THE PROBLEM: All the entries need to be quoted exactly, apart from the pictures, which you should drop.

DATA RECORDS:
Begin
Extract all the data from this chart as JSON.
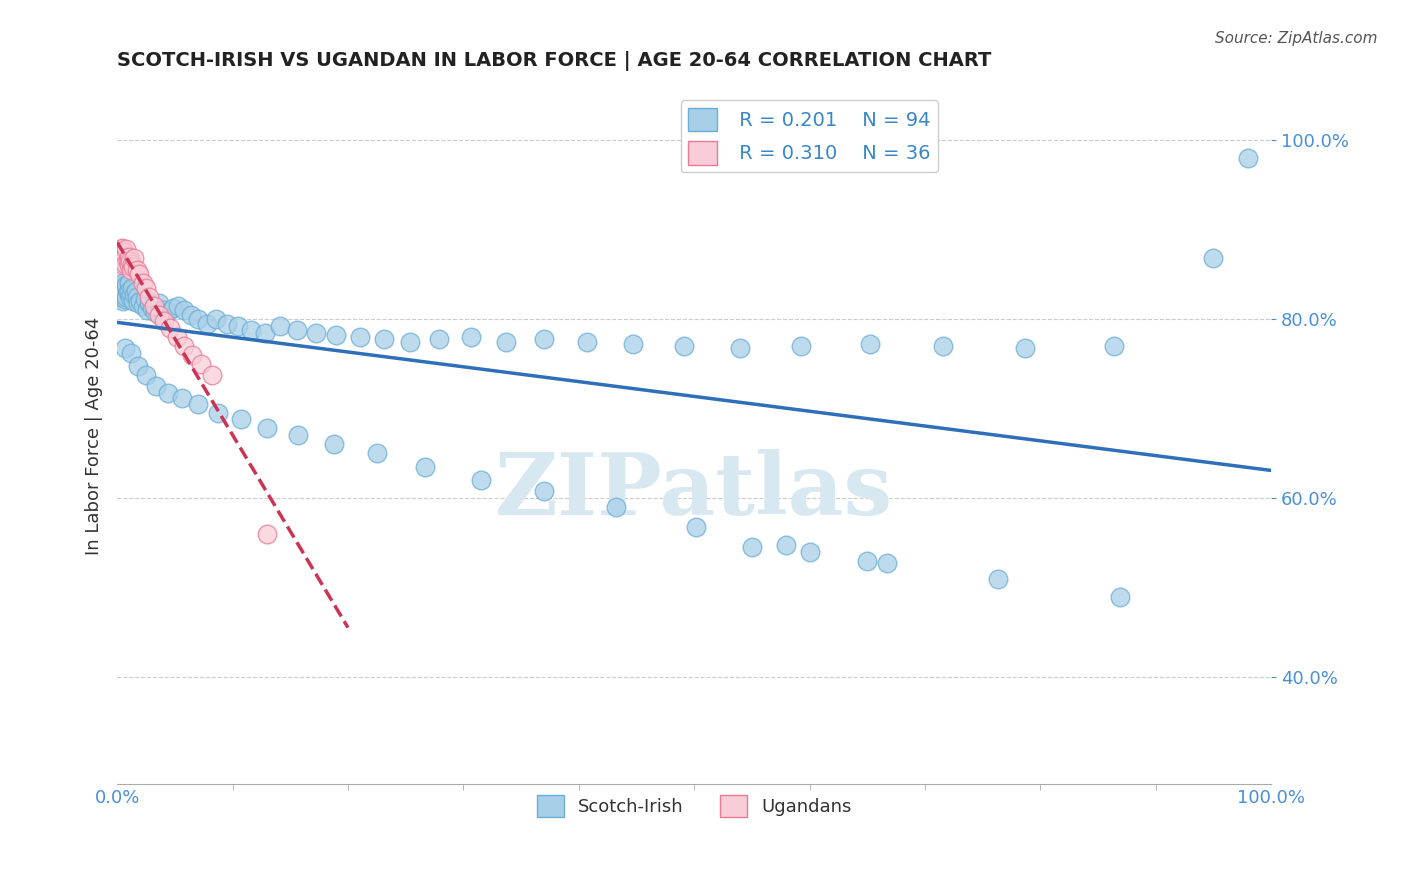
{
  "title": "SCOTCH-IRISH VS UGANDAN IN LABOR FORCE | AGE 20-64 CORRELATION CHART",
  "source": "Source: ZipAtlas.com",
  "ylabel": "In Labor Force | Age 20-64",
  "xlim": [
    0.0,
    1.0
  ],
  "ylim": [
    0.28,
    1.06
  ],
  "scotch_irish_R": "0.201",
  "scotch_irish_N": "94",
  "ugandan_R": "0.310",
  "ugandan_N": "36",
  "scotch_irish_color": "#a8cfe8",
  "scotch_irish_edge_color": "#6aaed6",
  "ugandan_color": "#f9cdd8",
  "ugandan_edge_color": "#e87a96",
  "scotch_irish_line_color": "#2e6fba",
  "ugandan_line_color": "#cc3355",
  "watermark_color": "#d8e8f0",
  "tick_color": "#4a90d9",
  "grid_color": "#cccccc",
  "title_color": "#222222",
  "source_color": "#555555",
  "ylabel_color": "#333333",
  "legend_label_color": "#3a86c8",
  "bottom_legend_color": "#333333",
  "si_x": [
    0.001,
    0.002,
    0.003,
    0.003,
    0.004,
    0.004,
    0.005,
    0.005,
    0.006,
    0.006,
    0.007,
    0.007,
    0.008,
    0.008,
    0.009,
    0.01,
    0.01,
    0.011,
    0.012,
    0.013,
    0.014,
    0.015,
    0.016,
    0.017,
    0.018,
    0.02,
    0.022,
    0.024,
    0.026,
    0.028,
    0.03,
    0.033,
    0.036,
    0.04,
    0.044,
    0.048,
    0.053,
    0.058,
    0.064,
    0.07,
    0.078,
    0.086,
    0.095,
    0.105,
    0.116,
    0.128,
    0.141,
    0.156,
    0.172,
    0.19,
    0.21,
    0.231,
    0.254,
    0.279,
    0.307,
    0.337,
    0.37,
    0.407,
    0.447,
    0.491,
    0.54,
    0.593,
    0.652,
    0.716,
    0.787,
    0.864,
    0.95,
    0.007,
    0.012,
    0.018,
    0.025,
    0.034,
    0.044,
    0.056,
    0.07,
    0.087,
    0.107,
    0.13,
    0.157,
    0.188,
    0.225,
    0.267,
    0.315,
    0.37,
    0.432,
    0.502,
    0.58,
    0.667,
    0.763,
    0.869,
    0.98,
    0.55,
    0.6,
    0.65
  ],
  "si_y": [
    0.835,
    0.83,
    0.838,
    0.825,
    0.84,
    0.828,
    0.832,
    0.82,
    0.835,
    0.828,
    0.83,
    0.822,
    0.838,
    0.825,
    0.83,
    0.84,
    0.832,
    0.825,
    0.828,
    0.835,
    0.82,
    0.828,
    0.832,
    0.825,
    0.818,
    0.82,
    0.815,
    0.822,
    0.81,
    0.818,
    0.812,
    0.808,
    0.818,
    0.81,
    0.808,
    0.812,
    0.815,
    0.81,
    0.805,
    0.8,
    0.795,
    0.8,
    0.795,
    0.792,
    0.788,
    0.785,
    0.792,
    0.788,
    0.785,
    0.782,
    0.78,
    0.778,
    0.775,
    0.778,
    0.78,
    0.775,
    0.778,
    0.775,
    0.772,
    0.77,
    0.768,
    0.77,
    0.772,
    0.77,
    0.768,
    0.77,
    0.868,
    0.768,
    0.762,
    0.748,
    0.738,
    0.725,
    0.718,
    0.712,
    0.705,
    0.695,
    0.688,
    0.678,
    0.67,
    0.66,
    0.65,
    0.635,
    0.62,
    0.608,
    0.59,
    0.568,
    0.548,
    0.528,
    0.51,
    0.49,
    0.98,
    0.545,
    0.54,
    0.53
  ],
  "ug_x": [
    0.001,
    0.002,
    0.003,
    0.003,
    0.004,
    0.004,
    0.005,
    0.005,
    0.006,
    0.006,
    0.007,
    0.007,
    0.008,
    0.009,
    0.01,
    0.01,
    0.011,
    0.012,
    0.013,
    0.014,
    0.015,
    0.017,
    0.019,
    0.022,
    0.025,
    0.028,
    0.032,
    0.036,
    0.041,
    0.046,
    0.052,
    0.058,
    0.065,
    0.073,
    0.082,
    0.13
  ],
  "ug_y": [
    0.875,
    0.87,
    0.878,
    0.865,
    0.88,
    0.868,
    0.872,
    0.86,
    0.875,
    0.868,
    0.87,
    0.862,
    0.878,
    0.865,
    0.87,
    0.86,
    0.865,
    0.855,
    0.862,
    0.858,
    0.868,
    0.855,
    0.85,
    0.84,
    0.835,
    0.825,
    0.815,
    0.805,
    0.798,
    0.79,
    0.78,
    0.77,
    0.76,
    0.75,
    0.738,
    0.56
  ]
}
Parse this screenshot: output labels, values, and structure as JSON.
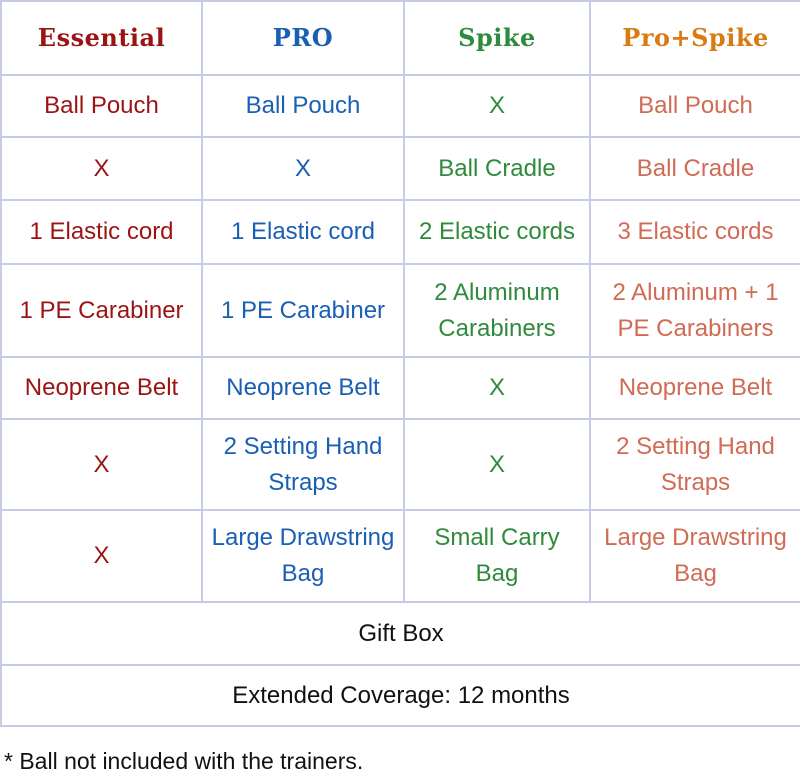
{
  "colors": {
    "essential": "#9b1414",
    "pro": "#1a5fb4",
    "spike": "#2f8a3c",
    "prospike": "#d06b55",
    "header_pro_spike": "#d97a12",
    "border": "#c7cbe6"
  },
  "headers": [
    "Essential",
    "PRO",
    "Spike",
    "Pro+Spike"
  ],
  "rows": [
    [
      "Ball Pouch",
      "Ball Pouch",
      "X",
      "Ball Pouch"
    ],
    [
      "X",
      "X",
      "Ball Cradle",
      "Ball Cradle"
    ],
    [
      "1 Elastic cord",
      "1 Elastic cord",
      "2 Elastic cords",
      "3 Elastic cords"
    ],
    [
      "1 PE Carabiner",
      "1 PE Carabiner",
      "2 Aluminum Carabiners",
      "2 Aluminum + 1 PE Carabiners"
    ],
    [
      "Neoprene Belt",
      "Neoprene Belt",
      "X",
      "Neoprene Belt"
    ],
    [
      "X",
      "2 Setting Hand Straps",
      "X",
      "2 Setting Hand Straps"
    ],
    [
      "X",
      "Large Drawstring Bag",
      "Small Carry Bag",
      "Large Drawstring Bag"
    ]
  ],
  "gift_box": "Gift Box",
  "coverage": "Extended Coverage: 12 months",
  "footnote": "* Ball not included with the trainers."
}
End
FULL ANSWER:
Extract all the data from this chart as JSON.
{
  "title": "SCOTCH-IRISH VS UGANDAN IN LABOR FORCE | AGE 20-64 CORRELATION CHART",
  "source": "Source: ZipAtlas.com",
  "ylabel": "In Labor Force | Age 20-64",
  "xlim": [
    0.0,
    1.0
  ],
  "ylim": [
    0.28,
    1.06
  ],
  "scotch_irish_R": "0.201",
  "scotch_irish_N": "94",
  "ugandan_R": "0.310",
  "ugandan_N": "36",
  "scotch_irish_color": "#a8cfe8",
  "scotch_irish_edge_color": "#6aaed6",
  "ugandan_color": "#f9cdd8",
  "ugandan_edge_color": "#e87a96",
  "scotch_irish_line_color": "#2e6fba",
  "ugandan_line_color": "#cc3355",
  "watermark_color": "#d8e8f0",
  "tick_color": "#4a90d9",
  "grid_color": "#cccccc",
  "title_color": "#222222",
  "source_color": "#555555",
  "ylabel_color": "#333333",
  "legend_label_color": "#3a86c8",
  "bottom_legend_color": "#333333",
  "si_x": [
    0.001,
    0.002,
    0.003,
    0.003,
    0.004,
    0.004,
    0.005,
    0.005,
    0.006,
    0.006,
    0.007,
    0.007,
    0.008,
    0.008,
    0.009,
    0.01,
    0.01,
    0.011,
    0.012,
    0.013,
    0.014,
    0.015,
    0.016,
    0.017,
    0.018,
    0.02,
    0.022,
    0.024,
    0.026,
    0.028,
    0.03,
    0.033,
    0.036,
    0.04,
    0.044,
    0.048,
    0.053,
    0.058,
    0.064,
    0.07,
    0.078,
    0.086,
    0.095,
    0.105,
    0.116,
    0.128,
    0.141,
    0.156,
    0.172,
    0.19,
    0.21,
    0.231,
    0.254,
    0.279,
    0.307,
    0.337,
    0.37,
    0.407,
    0.447,
    0.491,
    0.54,
    0.593,
    0.652,
    0.716,
    0.787,
    0.864,
    0.95,
    0.007,
    0.012,
    0.018,
    0.025,
    0.034,
    0.044,
    0.056,
    0.07,
    0.087,
    0.107,
    0.13,
    0.157,
    0.188,
    0.225,
    0.267,
    0.315,
    0.37,
    0.432,
    0.502,
    0.58,
    0.667,
    0.763,
    0.869,
    0.98,
    0.55,
    0.6,
    0.65
  ],
  "si_y": [
    0.835,
    0.83,
    0.838,
    0.825,
    0.84,
    0.828,
    0.832,
    0.82,
    0.835,
    0.828,
    0.83,
    0.822,
    0.838,
    0.825,
    0.83,
    0.84,
    0.832,
    0.825,
    0.828,
    0.835,
    0.82,
    0.828,
    0.832,
    0.825,
    0.818,
    0.82,
    0.815,
    0.822,
    0.81,
    0.818,
    0.812,
    0.808,
    0.818,
    0.81,
    0.808,
    0.812,
    0.815,
    0.81,
    0.805,
    0.8,
    0.795,
    0.8,
    0.795,
    0.792,
    0.788,
    0.785,
    0.792,
    0.788,
    0.785,
    0.782,
    0.78,
    0.778,
    0.775,
    0.778,
    0.78,
    0.775,
    0.778,
    0.775,
    0.772,
    0.77,
    0.768,
    0.77,
    0.772,
    0.77,
    0.768,
    0.77,
    0.868,
    0.768,
    0.762,
    0.748,
    0.738,
    0.725,
    0.718,
    0.712,
    0.705,
    0.695,
    0.688,
    0.678,
    0.67,
    0.66,
    0.65,
    0.635,
    0.62,
    0.608,
    0.59,
    0.568,
    0.548,
    0.528,
    0.51,
    0.49,
    0.98,
    0.545,
    0.54,
    0.53
  ],
  "ug_x": [
    0.001,
    0.002,
    0.003,
    0.003,
    0.004,
    0.004,
    0.005,
    0.005,
    0.006,
    0.006,
    0.007,
    0.007,
    0.008,
    0.009,
    0.01,
    0.01,
    0.011,
    0.012,
    0.013,
    0.014,
    0.015,
    0.017,
    0.019,
    0.022,
    0.025,
    0.028,
    0.032,
    0.036,
    0.041,
    0.046,
    0.052,
    0.058,
    0.065,
    0.073,
    0.082,
    0.13
  ],
  "ug_y": [
    0.875,
    0.87,
    0.878,
    0.865,
    0.88,
    0.868,
    0.872,
    0.86,
    0.875,
    0.868,
    0.87,
    0.862,
    0.878,
    0.865,
    0.87,
    0.86,
    0.865,
    0.855,
    0.862,
    0.858,
    0.868,
    0.855,
    0.85,
    0.84,
    0.835,
    0.825,
    0.815,
    0.805,
    0.798,
    0.79,
    0.78,
    0.77,
    0.76,
    0.75,
    0.738,
    0.56
  ]
}
Parse this screenshot: output labels, values, and structure as JSON.
{
  "colors": {
    "essential": "#9b1414",
    "pro": "#1a5fb4",
    "spike": "#2f8a3c",
    "prospike": "#d06b55",
    "header_pro_spike": "#d97a12",
    "border": "#c7cbe6"
  },
  "headers": [
    "Essential",
    "PRO",
    "Spike",
    "Pro+Spike"
  ],
  "rows": [
    [
      "Ball Pouch",
      "Ball Pouch",
      "X",
      "Ball Pouch"
    ],
    [
      "X",
      "X",
      "Ball Cradle",
      "Ball Cradle"
    ],
    [
      "1 Elastic cord",
      "1 Elastic cord",
      "2 Elastic cords",
      "3 Elastic cords"
    ],
    [
      "1 PE Carabiner",
      "1 PE Carabiner",
      "2 Aluminum Carabiners",
      "2 Aluminum + 1 PE Carabiners"
    ],
    [
      "Neoprene Belt",
      "Neoprene Belt",
      "X",
      "Neoprene Belt"
    ],
    [
      "X",
      "2 Setting Hand Straps",
      "X",
      "2 Setting Hand Straps"
    ],
    [
      "X",
      "Large Drawstring Bag",
      "Small Carry Bag",
      "Large Drawstring Bag"
    ]
  ],
  "gift_box": "Gift Box",
  "coverage": "Extended Coverage: 12 months",
  "footnote": "* Ball not included with the trainers."
}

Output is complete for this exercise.